#### Exercise directions
Skip the pictures. Transcribe the rest of the data below without changing a word.

START Data extract

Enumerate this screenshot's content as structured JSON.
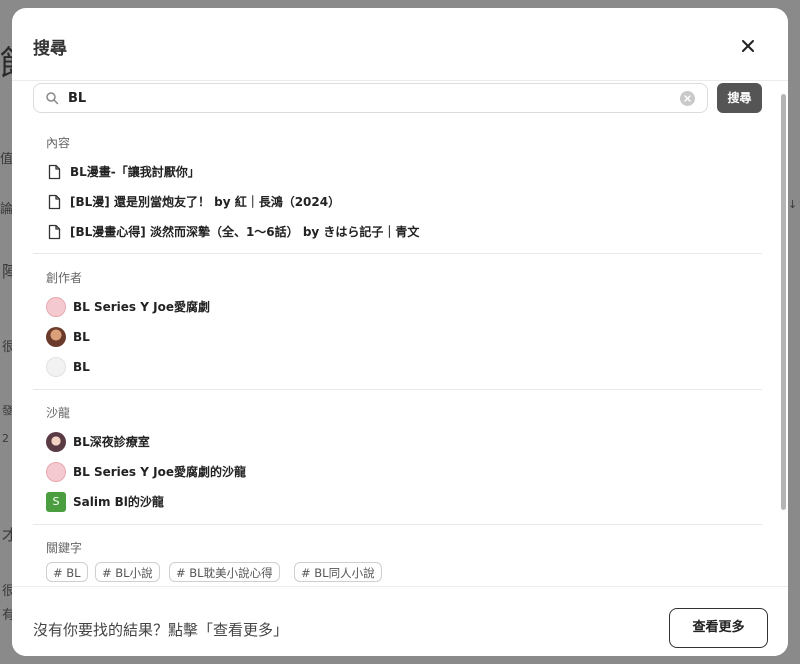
{
  "background": {
    "glyphs": [
      "館",
      "值",
      "論",
      "陣",
      "很",
      "發",
      "2",
      "才",
      "很",
      "有",
      "↓↑"
    ]
  },
  "modal": {
    "title": "搜尋",
    "close_icon": "close-icon"
  },
  "search": {
    "value": "BL",
    "button_label": "搜尋",
    "icon": "search-icon",
    "clear_icon": "clear-icon"
  },
  "sections": {
    "content": {
      "title": "內容",
      "items": [
        {
          "label": "BL漫畫-「讓我討厭你」",
          "icon": "document-icon"
        },
        {
          "label": "[BL漫] 還是別當炮友了！ by 紅｜長鴻（2024）",
          "icon": "document-icon"
        },
        {
          "label": "[BL漫畫心得] 淡然而深摯（全、1～6話） by きはら記子｜青文",
          "icon": "document-icon"
        }
      ]
    },
    "creators": {
      "title": "創作者",
      "items": [
        {
          "label": "BL Series Y Joe愛腐劇"
        },
        {
          "label": "BL"
        },
        {
          "label": "BL"
        }
      ]
    },
    "salons": {
      "title": "沙龍",
      "items": [
        {
          "label": "BL深夜診療室"
        },
        {
          "label": "BL Series Y Joe愛腐劇的沙龍"
        },
        {
          "label": "Salim Bl的沙龍",
          "avatar_letter": "S"
        }
      ]
    },
    "keywords": {
      "title": "關鍵字",
      "tags": [
        "# BL",
        "# BL小說",
        "# BL耽美小說心得",
        "# BL同人小說"
      ]
    }
  },
  "footer": {
    "text": "沒有你要找的結果？點擊「查看更多」",
    "button_label": "查看更多"
  },
  "colors": {
    "search_button_bg": "#555555",
    "salon_avatar_green": "#4b9e3f",
    "backdrop": "#8a8a8a"
  }
}
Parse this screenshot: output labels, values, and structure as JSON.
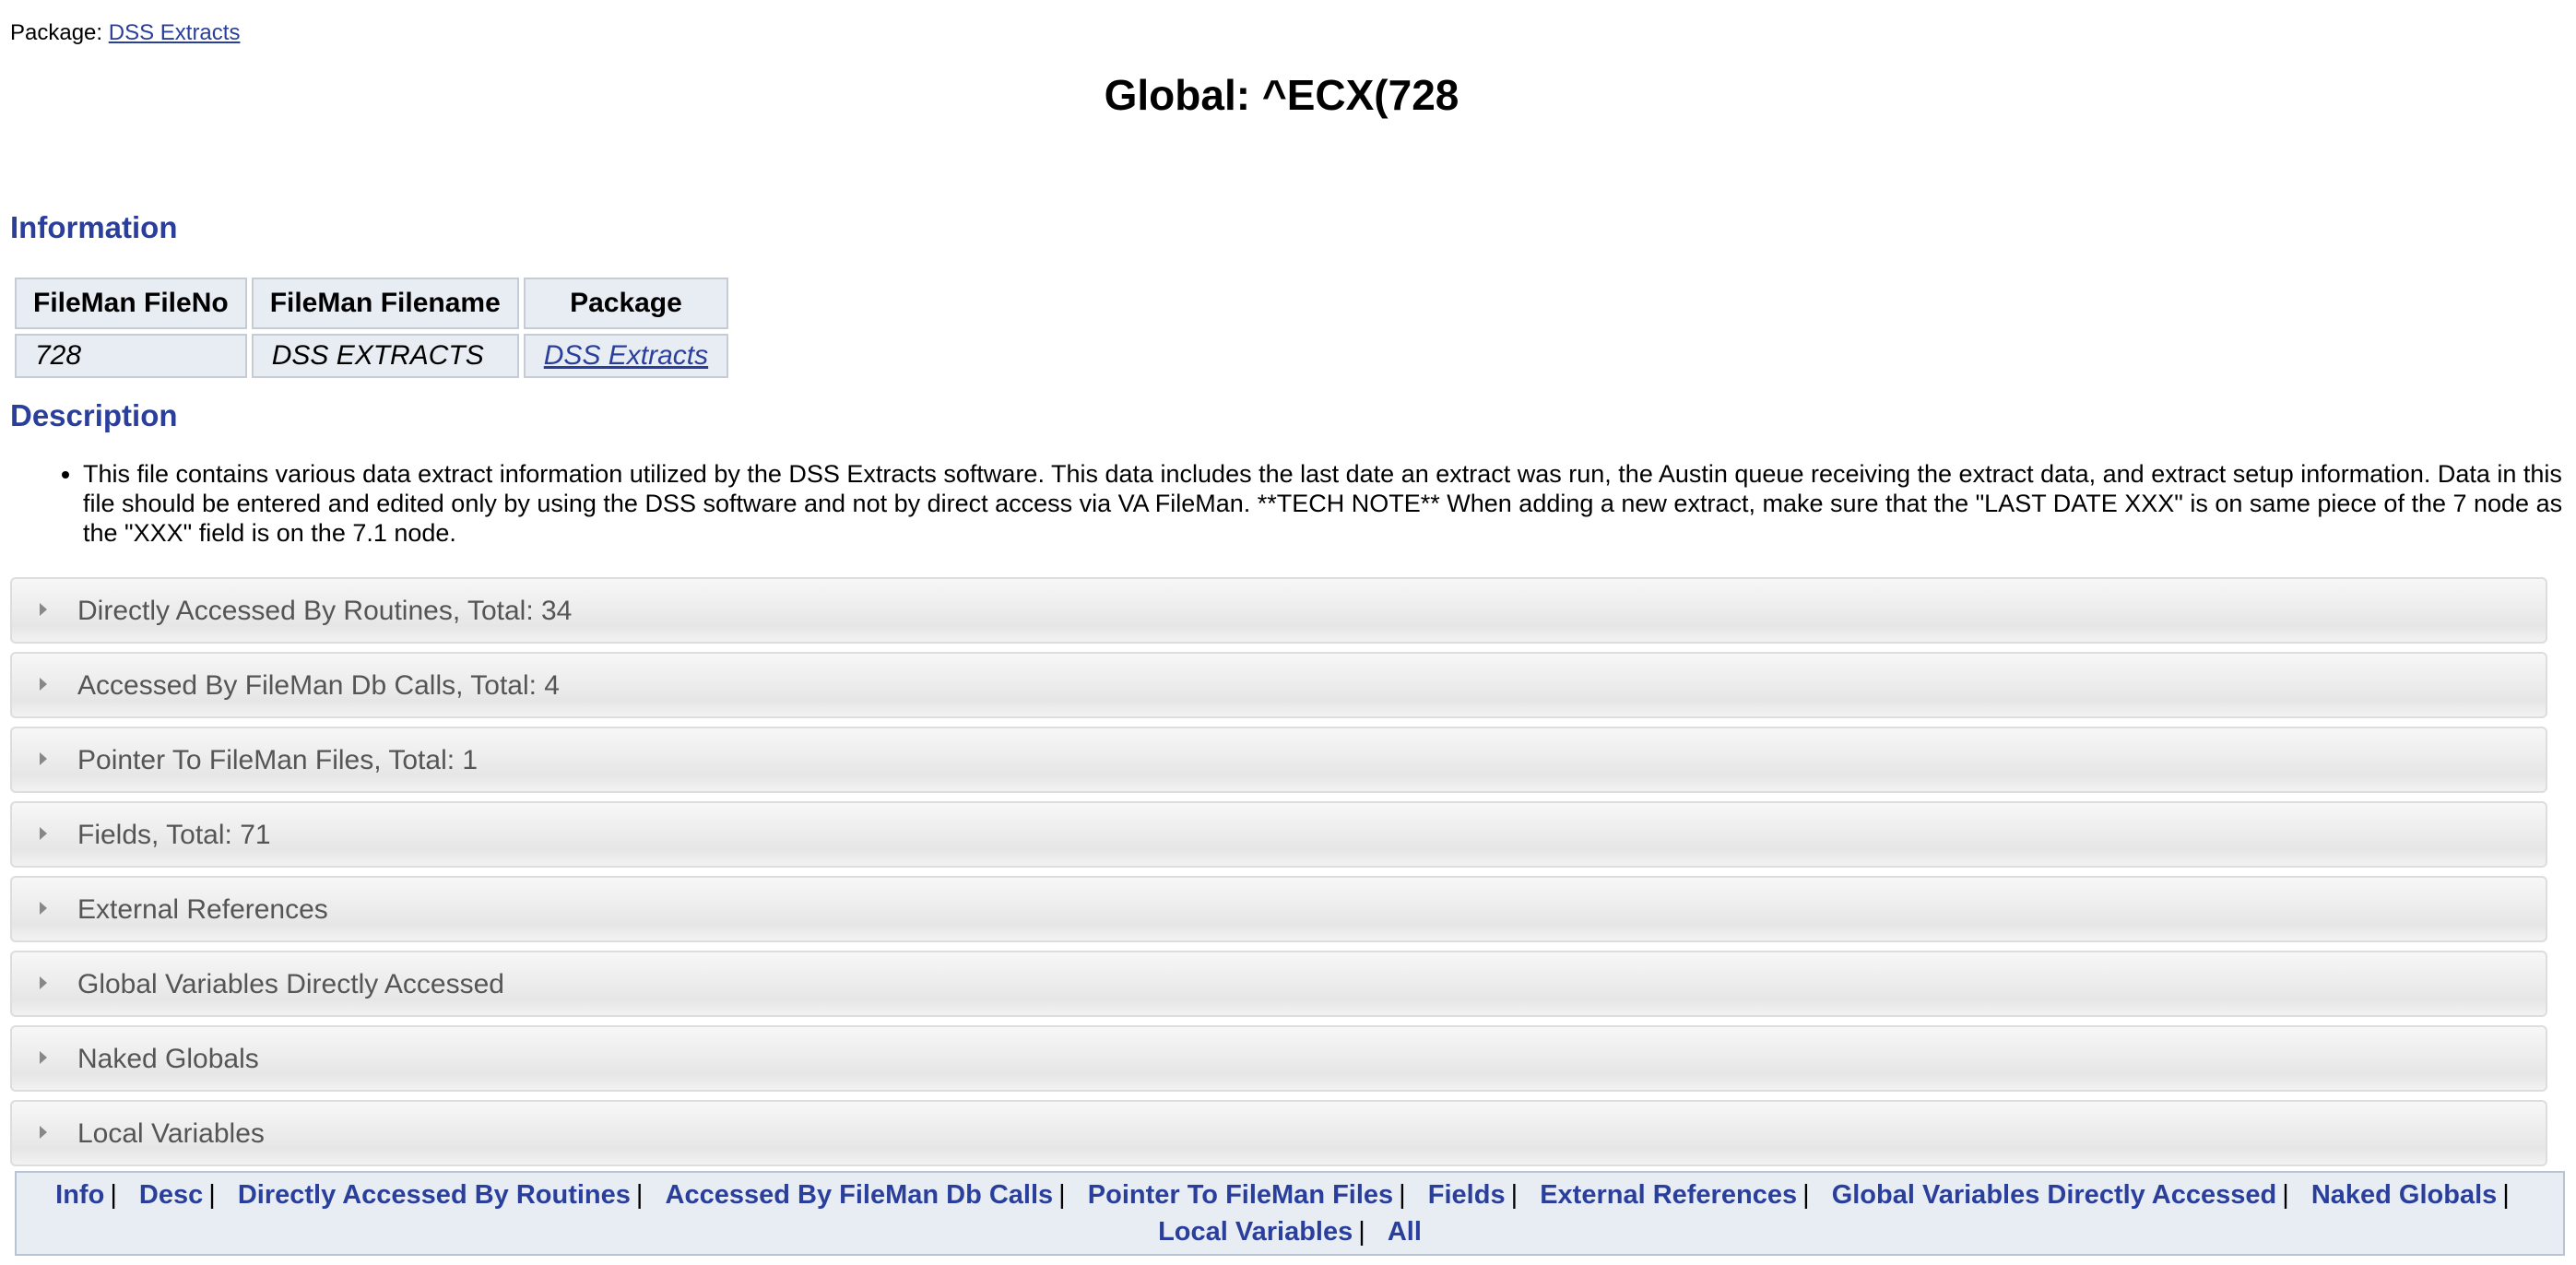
{
  "header": {
    "package_label": "Package:",
    "package_link": "DSS Extracts",
    "title": "Global: ^ECX(728"
  },
  "information": {
    "heading": "Information",
    "columns": [
      "FileMan FileNo",
      "FileMan Filename",
      "Package"
    ],
    "row": {
      "fileno": "728",
      "filename": "DSS EXTRACTS",
      "package": "DSS Extracts"
    }
  },
  "description": {
    "heading": "Description",
    "text": "This file contains various data extract information utilized by the DSS Extracts software. This data includes the last date an extract was run, the Austin queue receiving the extract data, and extract setup information. Data in this file should be entered and edited only by using the DSS software and not by direct access via VA FileMan. **TECH NOTE** When adding a new extract, make sure that the \"LAST DATE XXX\" is on same piece of the 7 node as the \"XXX\" field is on the 7.1 node."
  },
  "accordions": [
    "Directly Accessed By Routines, Total: 34",
    "Accessed By FileMan Db Calls, Total: 4",
    "Pointer To FileMan Files, Total: 1",
    "Fields, Total: 71",
    "External References",
    "Global Variables Directly Accessed",
    "Naked Globals",
    "Local Variables"
  ],
  "nav": {
    "links": [
      "Info",
      "Desc",
      "Directly Accessed By Routines",
      "Accessed By FileMan Db Calls",
      "Pointer To FileMan Files",
      "Fields",
      "External References",
      "Global Variables Directly Accessed",
      "Naked Globals",
      "Local Variables",
      "All"
    ],
    "separator": "|"
  }
}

END Data extract

#### Solution
Enumerate this screenshot's content as structured JSON.
{
  "background": {
    "glyphs": [
      "館",
      "值",
      "論",
      "陣",
      "很",
      "發",
      "2",
      "才",
      "很",
      "有",
      "↓↑"
    ]
  },
  "modal": {
    "title": "搜尋",
    "close_icon": "close-icon"
  },
  "search": {
    "value": "BL",
    "button_label": "搜尋",
    "icon": "search-icon",
    "clear_icon": "clear-icon"
  },
  "sections": {
    "content": {
      "title": "內容",
      "items": [
        {
          "label": "BL漫畫-「讓我討厭你」",
          "icon": "document-icon"
        },
        {
          "label": "[BL漫] 還是別當炮友了！ by 紅｜長鴻（2024）",
          "icon": "document-icon"
        },
        {
          "label": "[BL漫畫心得] 淡然而深摯（全、1～6話） by きはら記子｜青文",
          "icon": "document-icon"
        }
      ]
    },
    "creators": {
      "title": "創作者",
      "items": [
        {
          "label": "BL Series Y Joe愛腐劇"
        },
        {
          "label": "BL"
        },
        {
          "label": "BL"
        }
      ]
    },
    "salons": {
      "title": "沙龍",
      "items": [
        {
          "label": "BL深夜診療室"
        },
        {
          "label": "BL Series Y Joe愛腐劇的沙龍"
        },
        {
          "label": "Salim Bl的沙龍",
          "avatar_letter": "S"
        }
      ]
    },
    "keywords": {
      "title": "關鍵字",
      "tags": [
        "# BL",
        "# BL小說",
        "# BL耽美小說心得",
        "# BL同人小說"
      ]
    }
  },
  "footer": {
    "text": "沒有你要找的結果？點擊「查看更多」",
    "button_label": "查看更多"
  },
  "colors": {
    "search_button_bg": "#555555",
    "salon_avatar_green": "#4b9e3f",
    "backdrop": "#8a8a8a"
  }
}
Parse this screenshot: output labels, values, and structure as JSON.
{
  "header": {
    "package_label": "Package:",
    "package_link": "DSS Extracts",
    "title": "Global: ^ECX(728"
  },
  "information": {
    "heading": "Information",
    "columns": [
      "FileMan FileNo",
      "FileMan Filename",
      "Package"
    ],
    "row": {
      "fileno": "728",
      "filename": "DSS EXTRACTS",
      "package": "DSS Extracts"
    }
  },
  "description": {
    "heading": "Description",
    "text": "This file contains various data extract information utilized by the DSS Extracts software. This data includes the last date an extract was run, the Austin queue receiving the extract data, and extract setup information. Data in this file should be entered and edited only by using the DSS software and not by direct access via VA FileMan. **TECH NOTE** When adding a new extract, make sure that the \"LAST DATE XXX\" is on same piece of the 7 node as the \"XXX\" field is on the 7.1 node."
  },
  "accordions": [
    "Directly Accessed By Routines, Total: 34",
    "Accessed By FileMan Db Calls, Total: 4",
    "Pointer To FileMan Files, Total: 1",
    "Fields, Total: 71",
    "External References",
    "Global Variables Directly Accessed",
    "Naked Globals",
    "Local Variables"
  ],
  "nav": {
    "links": [
      "Info",
      "Desc",
      "Directly Accessed By Routines",
      "Accessed By FileMan Db Calls",
      "Pointer To FileMan Files",
      "Fields",
      "External References",
      "Global Variables Directly Accessed",
      "Naked Globals",
      "Local Variables",
      "All"
    ],
    "separator": "|"
  }
}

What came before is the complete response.